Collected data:
===
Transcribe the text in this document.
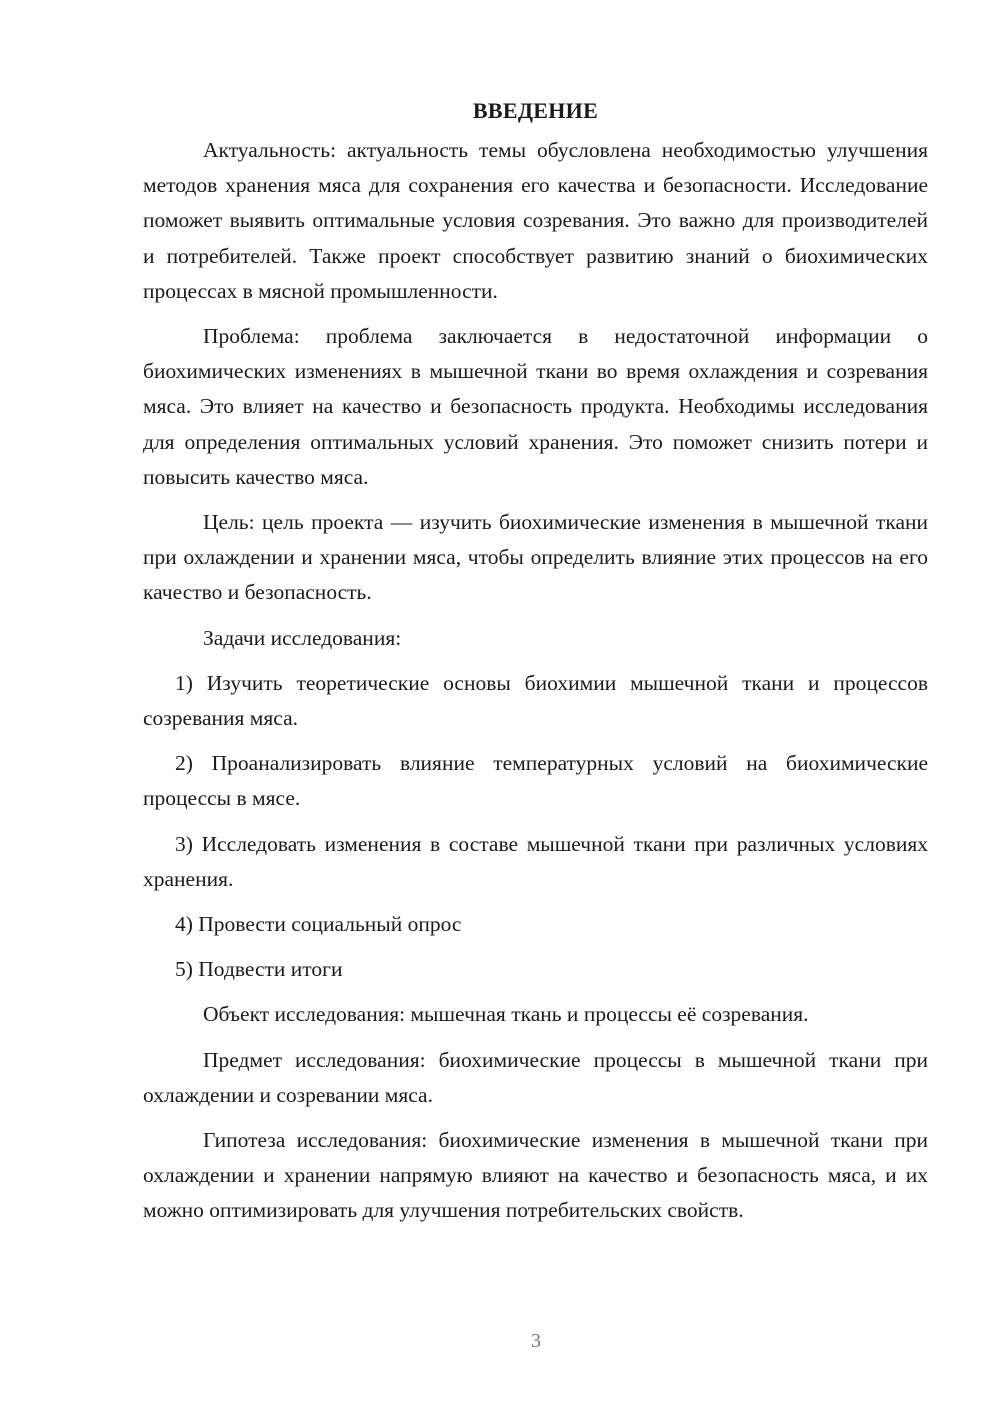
ВВЕДЕНИЕ

Актуальность: актуальность темы обусловлена необходимостью улучшения методов хранения мяса для сохранения его качества и безопасности. Исследование поможет выявить оптимальные условия созревания. Это важно для производителей и потребителей. Также проект способствует развитию знаний о биохимических процессах в мясной промышленности.

Проблема: проблема заключается в недостаточной информации о биохимических изменениях в мышечной ткани во время охлаждения и созревания мяса. Это влияет на качество и безопасность продукта. Необходимы исследования для определения оптимальных условий хранения. Это поможет снизить потери и повысить качество мяса.

Цель: цель проекта — изучить биохимические изменения в мышечной ткани при охлаждении и хранении мяса, чтобы определить влияние этих процессов на его качество и безопасность.

Задачи исследования:

1) Изучить теоретические основы биохимии мышечной ткани и процессов созревания мяса.

2) Проанализировать влияние температурных условий на биохимические процессы в мясе.

3) Исследовать изменения в составе мышечной ткани при различных условиях хранения.

4) Провести социальный опрос

5) Подвести итоги

Объект исследования: мышечная ткань и процессы её созревания.

Предмет исследования: биохимические процессы в мышечной ткани при охлаждении и созревании мяса.

Гипотеза исследования: биохимические изменения в мышечной ткани при охлаждении и хранении напрямую влияют на качество и безопасность мяса, и их можно оптимизировать для улучшения потребительских свойств.

3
===
What needs to be done:
Pictures are excluded; repeat every record exactly.

Expected answer:
Transcribe the text in this document.
ВВЕДЕНИЕ

Актуальность: актуальность темы обусловлена необходимостью улучшения методов хранения мяса для сохранения его качества и безопасности. Исследование поможет выявить оптимальные условия созревания. Это важно для производителей и потребителей. Также проект способствует развитию знаний о биохимических процессах в мясной промышленности.

Проблема: проблема заключается в недостаточной информации о биохимических изменениях в мышечной ткани во время охлаждения и созревания мяса. Это влияет на качество и безопасность продукта. Необходимы исследования для определения оптимальных условий хранения. Это поможет снизить потери и повысить качество мяса.

Цель: цель проекта — изучить биохимические изменения в мышечной ткани при охлаждении и хранении мяса, чтобы определить влияние этих процессов на его качество и безопасность.

Задачи исследования:

1) Изучить теоретические основы биохимии мышечной ткани и процессов созревания мяса.

2) Проанализировать влияние температурных условий на биохимические процессы в мясе.

3) Исследовать изменения в составе мышечной ткани при различных условиях хранения.

4) Провести социальный опрос

5) Подвести итоги

Объект исследования: мышечная ткань и процессы её созревания.

Предмет исследования: биохимические процессы в мышечной ткани при охлаждении и созревании мяса.

Гипотеза исследования: биохимические изменения в мышечной ткани при охлаждении и хранении напрямую влияют на качество и безопасность мяса, и их можно оптимизировать для улучшения потребительских свойств.

3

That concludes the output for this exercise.